Listed entries →
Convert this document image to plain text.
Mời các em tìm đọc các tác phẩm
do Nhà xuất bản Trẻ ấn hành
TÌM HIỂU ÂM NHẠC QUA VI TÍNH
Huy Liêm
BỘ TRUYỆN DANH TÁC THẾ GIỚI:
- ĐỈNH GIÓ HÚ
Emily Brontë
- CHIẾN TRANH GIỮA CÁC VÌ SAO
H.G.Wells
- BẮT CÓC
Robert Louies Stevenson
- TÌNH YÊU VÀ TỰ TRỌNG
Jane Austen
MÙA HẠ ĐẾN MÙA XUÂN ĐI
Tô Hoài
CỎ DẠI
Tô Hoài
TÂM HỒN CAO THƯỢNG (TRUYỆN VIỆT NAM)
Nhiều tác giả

What is expected →
Write out every record shown above, word for word.

Solution for this exercise →
Convert this document image to plain text.
Mời các em tìm đọc các tác phẩm
do Nhà xuất bản Trẻ ấn hành
TÌM HIỂU ÂM NHẠC QUA VI TÍNH
Huy Liêm
BỘ TRUYỆN DANH TÁC THẾ GIỚI:
- ĐỈNH GIÓ HÚ
Emily Brontë
- CHIẾN TRANH GIỮA CÁC VÌ SAO
H.G.Wells
- BẮT CÓC
Robert Louies Stevenson
- TÌNH YÊU VÀ TỰ TRỌNG
Jane Austen
MÙA HẠ ĐẾN MÙA XUÂN ĐI
Tô Hoài
CỎ DẠI
Tô Hoài
TÂM HỒN CAO THƯỢNG (TRUYỆN VIỆT NAM)
Nhiều tác giả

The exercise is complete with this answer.